- Required task -
Extract the listing in its entirety, keeping each line identical to the original.

[Source data]

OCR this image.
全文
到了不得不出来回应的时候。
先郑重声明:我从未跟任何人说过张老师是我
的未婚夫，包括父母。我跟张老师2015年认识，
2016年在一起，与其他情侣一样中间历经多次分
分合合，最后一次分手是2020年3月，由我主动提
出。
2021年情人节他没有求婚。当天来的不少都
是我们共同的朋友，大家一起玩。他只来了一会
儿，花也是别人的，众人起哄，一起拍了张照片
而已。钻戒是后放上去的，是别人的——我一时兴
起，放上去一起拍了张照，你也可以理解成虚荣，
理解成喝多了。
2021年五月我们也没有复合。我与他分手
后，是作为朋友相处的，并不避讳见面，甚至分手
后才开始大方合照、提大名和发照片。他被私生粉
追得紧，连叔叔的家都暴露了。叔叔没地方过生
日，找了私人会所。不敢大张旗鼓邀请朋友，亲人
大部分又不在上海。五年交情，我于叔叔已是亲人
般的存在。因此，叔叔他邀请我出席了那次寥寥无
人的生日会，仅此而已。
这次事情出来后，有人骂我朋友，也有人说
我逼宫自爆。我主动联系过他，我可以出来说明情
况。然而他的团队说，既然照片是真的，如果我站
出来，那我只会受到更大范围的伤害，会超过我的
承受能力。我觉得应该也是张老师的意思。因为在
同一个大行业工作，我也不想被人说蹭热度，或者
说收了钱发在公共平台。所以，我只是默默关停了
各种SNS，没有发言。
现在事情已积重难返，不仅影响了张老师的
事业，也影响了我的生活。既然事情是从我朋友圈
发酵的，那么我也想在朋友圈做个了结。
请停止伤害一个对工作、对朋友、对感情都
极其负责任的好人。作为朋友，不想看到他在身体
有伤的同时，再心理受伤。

- Right answer -
OCR this image.
全文
到了不得不出来回应的时候。
先郑重声明:我从未跟任何人说过张老师是我
的未婚夫，包括父母。我跟张老师2015年认识，
2016年在一起，与其他情侣一样中间历经多次分
分合合，最后一次分手是2020年3月，由我主动提
出。
2021年情人节他没有求婚。当天来的不少都
是我们共同的朋友，大家一起玩。他只来了一会
儿，花也是别人的，众人起哄，一起拍了张照片
而已。钻戒是后放上去的，是别人的——我一时兴
起，放上去一起拍了张照，你也可以理解成虚荣，
理解成喝多了。
2021年五月我们也没有复合。我与他分手
后，是作为朋友相处的，并不避讳见面，甚至分手
后才开始大方合照、提大名和发照片。他被私生粉
追得紧，连叔叔的家都暴露了。叔叔没地方过生
日，找了私人会所。不敢大张旗鼓邀请朋友，亲人
大部分又不在上海。五年交情，我于叔叔已是亲人
般的存在。因此，叔叔他邀请我出席了那次寥寥无
人的生日会，仅此而已。
这次事情出来后，有人骂我朋友，也有人说
我逼宫自爆。我主动联系过他，我可以出来说明情
况。然而他的团队说，既然照片是真的，如果我站
出来，那我只会受到更大范围的伤害，会超过我的
承受能力。我觉得应该也是张老师的意思。因为在
同一个大行业工作，我也不想被人说蹭热度，或者
说收了钱发在公共平台。所以，我只是默默关停了
各种SNS，没有发言。
现在事情已积重难返，不仅影响了张老师的
事业，也影响了我的生活。既然事情是从我朋友圈
发酵的，那么我也想在朋友圈做个了结。
请停止伤害一个对工作、对朋友、对感情都
极其负责任的好人。作为朋友，不想看到他在身体
有伤的同时，再心理受伤。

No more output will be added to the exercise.